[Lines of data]

★ ★ ★ ★

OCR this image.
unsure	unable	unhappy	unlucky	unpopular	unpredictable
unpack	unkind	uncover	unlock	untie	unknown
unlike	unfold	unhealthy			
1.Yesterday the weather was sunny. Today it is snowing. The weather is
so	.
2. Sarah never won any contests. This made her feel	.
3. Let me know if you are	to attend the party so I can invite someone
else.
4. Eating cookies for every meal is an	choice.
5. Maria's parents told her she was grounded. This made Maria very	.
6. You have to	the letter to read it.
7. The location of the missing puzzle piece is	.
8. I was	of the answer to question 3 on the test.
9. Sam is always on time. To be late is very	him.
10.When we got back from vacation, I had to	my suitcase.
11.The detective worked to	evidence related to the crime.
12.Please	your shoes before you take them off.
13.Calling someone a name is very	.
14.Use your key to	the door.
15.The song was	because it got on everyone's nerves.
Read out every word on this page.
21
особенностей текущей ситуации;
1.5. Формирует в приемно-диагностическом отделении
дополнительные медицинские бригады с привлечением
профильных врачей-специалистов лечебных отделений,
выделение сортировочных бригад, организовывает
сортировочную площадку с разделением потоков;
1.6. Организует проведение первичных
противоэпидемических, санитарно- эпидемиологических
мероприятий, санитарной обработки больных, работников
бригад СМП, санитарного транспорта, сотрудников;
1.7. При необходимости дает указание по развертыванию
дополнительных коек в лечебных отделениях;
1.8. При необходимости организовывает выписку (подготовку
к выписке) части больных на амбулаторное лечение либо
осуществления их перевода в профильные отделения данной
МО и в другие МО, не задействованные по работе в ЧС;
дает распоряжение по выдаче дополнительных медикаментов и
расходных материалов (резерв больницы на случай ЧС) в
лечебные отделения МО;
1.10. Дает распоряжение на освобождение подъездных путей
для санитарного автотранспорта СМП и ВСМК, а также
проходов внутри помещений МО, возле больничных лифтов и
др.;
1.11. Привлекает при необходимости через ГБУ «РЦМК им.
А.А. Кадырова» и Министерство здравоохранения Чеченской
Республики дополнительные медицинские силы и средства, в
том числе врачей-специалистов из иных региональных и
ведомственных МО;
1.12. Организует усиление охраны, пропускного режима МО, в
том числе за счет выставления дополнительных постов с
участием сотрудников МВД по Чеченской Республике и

★ ★ ★ ★

### Set task
Transcribe the material above in its entirety. Match it exactly.

### Written solution
OCR this image.
unsure	unable	unhappy	unlucky	unpopular	unpredictable
unpack	unkind	uncover	unlock	untie	unknown
unlike	unfold	unhealthy			
1.Yesterday the weather was sunny. Today it is snowing. The weather is
so	.
2. Sarah never won any contests. This made her feel	.
3. Let me know if you are	to attend the party so I can invite someone
else.
4. Eating cookies for every meal is an	choice.
5. Maria's parents told her she was grounded. This made Maria very	.
6. You have to	the letter to read it.
7. The location of the missing puzzle piece is	.
8. I was	of the answer to question 3 on the test.
9. Sam is always on time. To be late is very	him.
10.When we got back from vacation, I had to	my suitcase.
11.The detective worked to	evidence related to the crime.
12.Please	your shoes before you take them off.
13.Calling someone a name is very	.
14.Use your key to	the door.
15.The song was	because it got on everyone's nerves.
Read out every word on this page.
21
особенностей текущей ситуации;
1.5. Формирует в приемно-диагностическом отделении
дополнительные медицинские бригады с привлечением
профильных врачей-специалистов лечебных отделений,
выделение сортировочных бригад, организовывает
сортировочную площадку с разделением потоков;
1.6. Организует проведение первичных
противоэпидемических, санитарно- эпидемиологических
мероприятий, санитарной обработки больных, работников
бригад СМП, санитарного транспорта, сотрудников;
1.7. При необходимости дает указание по развертыванию
дополнительных коек в лечебных отделениях;
1.8. При необходимости организовывает выписку (подготовку
к выписке) части больных на амбулаторное лечение либо
осуществления их перевода в профильные отделения данной
МО и в другие МО, не задействованные по работе в ЧС;
дает распоряжение по выдаче дополнительных медикаментов и
расходных материалов (резерв больницы на случай ЧС) в
лечебные отделения МО;
1.10. Дает распоряжение на освобождение подъездных путей
для санитарного автотранспорта СМП и ВСМК, а также
проходов внутри помещений МО, возле больничных лифтов и
др.;
1.11. Привлекает при необходимости через ГБУ «РЦМК им.
А.А. Кадырова» и Министерство здравоохранения Чеченской
Республики дополнительные медицинские силы и средства, в
том числе врачей-специалистов из иных региональных и
ведомственных МО;
1.12. Организует усиление охраны, пропускного режима МО, в
том числе за счет выставления дополнительных постов с
участием сотрудников МВД по Чеченской Республике и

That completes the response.